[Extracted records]

+++

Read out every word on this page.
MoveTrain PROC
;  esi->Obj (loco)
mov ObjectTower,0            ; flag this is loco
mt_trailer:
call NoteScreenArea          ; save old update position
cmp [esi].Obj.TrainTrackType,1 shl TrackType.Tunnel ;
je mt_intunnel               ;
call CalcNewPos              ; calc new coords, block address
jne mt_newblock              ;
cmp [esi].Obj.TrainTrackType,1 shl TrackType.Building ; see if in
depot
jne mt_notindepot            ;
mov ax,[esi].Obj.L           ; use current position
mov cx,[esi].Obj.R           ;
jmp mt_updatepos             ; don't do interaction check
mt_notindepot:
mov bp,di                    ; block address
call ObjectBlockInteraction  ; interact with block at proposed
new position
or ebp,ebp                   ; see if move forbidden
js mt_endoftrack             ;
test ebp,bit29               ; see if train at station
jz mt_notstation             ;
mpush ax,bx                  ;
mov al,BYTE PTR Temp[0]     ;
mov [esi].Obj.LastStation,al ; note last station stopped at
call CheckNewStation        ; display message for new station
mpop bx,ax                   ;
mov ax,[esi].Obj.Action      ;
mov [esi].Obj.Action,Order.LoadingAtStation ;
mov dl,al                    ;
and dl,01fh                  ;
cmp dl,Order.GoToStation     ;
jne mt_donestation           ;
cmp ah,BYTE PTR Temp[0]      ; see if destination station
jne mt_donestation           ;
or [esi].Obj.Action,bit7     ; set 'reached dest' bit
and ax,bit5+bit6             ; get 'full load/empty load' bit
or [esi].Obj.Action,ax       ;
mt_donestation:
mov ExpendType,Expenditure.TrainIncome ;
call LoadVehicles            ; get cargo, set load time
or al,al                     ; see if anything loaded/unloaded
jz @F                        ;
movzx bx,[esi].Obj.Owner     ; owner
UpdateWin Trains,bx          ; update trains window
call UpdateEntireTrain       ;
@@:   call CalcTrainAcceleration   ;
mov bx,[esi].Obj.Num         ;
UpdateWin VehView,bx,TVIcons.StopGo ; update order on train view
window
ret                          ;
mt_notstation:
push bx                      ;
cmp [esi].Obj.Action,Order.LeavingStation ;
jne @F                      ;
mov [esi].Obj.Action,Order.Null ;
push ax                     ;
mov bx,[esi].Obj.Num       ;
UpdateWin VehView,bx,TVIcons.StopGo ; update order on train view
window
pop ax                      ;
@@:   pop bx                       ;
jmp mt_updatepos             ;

+++

■ **Problem**
Transcribe the whole listing with nothing added or left out.

■ **Written solution**
Read out every word on this page.
MoveTrain PROC
;  esi->Obj (loco)
mov ObjectTower,0            ; flag this is loco
mt_trailer:
call NoteScreenArea          ; save old update position
cmp [esi].Obj.TrainTrackType,1 shl TrackType.Tunnel ;
je mt_intunnel               ;
call CalcNewPos              ; calc new coords, block address
jne mt_newblock              ;
cmp [esi].Obj.TrainTrackType,1 shl TrackType.Building ; see if in
depot
jne mt_notindepot            ;
mov ax,[esi].Obj.L           ; use current position
mov cx,[esi].Obj.R           ;
jmp mt_updatepos             ; don't do interaction check
mt_notindepot:
mov bp,di                    ; block address
call ObjectBlockInteraction  ; interact with block at proposed
new position
or ebp,ebp                   ; see if move forbidden
js mt_endoftrack             ;
test ebp,bit29               ; see if train at station
jz mt_notstation             ;
mpush ax,bx                  ;
mov al,BYTE PTR Temp[0]     ;
mov [esi].Obj.LastStation,al ; note last station stopped at
call CheckNewStation        ; display message for new station
mpop bx,ax                   ;
mov ax,[esi].Obj.Action      ;
mov [esi].Obj.Action,Order.LoadingAtStation ;
mov dl,al                    ;
and dl,01fh                  ;
cmp dl,Order.GoToStation     ;
jne mt_donestation           ;
cmp ah,BYTE PTR Temp[0]      ; see if destination station
jne mt_donestation           ;
or [esi].Obj.Action,bit7     ; set 'reached dest' bit
and ax,bit5+bit6             ; get 'full load/empty load' bit
or [esi].Obj.Action,ax       ;
mt_donestation:
mov ExpendType,Expenditure.TrainIncome ;
call LoadVehicles            ; get cargo, set load time
or al,al                     ; see if anything loaded/unloaded
jz @F                        ;
movzx bx,[esi].Obj.Owner     ; owner
UpdateWin Trains,bx          ; update trains window
call UpdateEntireTrain       ;
@@:   call CalcTrainAcceleration   ;
mov bx,[esi].Obj.Num         ;
UpdateWin VehView,bx,TVIcons.StopGo ; update order on train view
window
ret                          ;
mt_notstation:
push bx                      ;
cmp [esi].Obj.Action,Order.LeavingStation ;
jne @F                      ;
mov [esi].Obj.Action,Order.Null ;
push ax                     ;
mov bx,[esi].Obj.Num       ;
UpdateWin VehView,bx,TVIcons.StopGo ; update order on train view
window
pop ax                      ;
@@:   pop bx                       ;
jmp mt_updatepos             ;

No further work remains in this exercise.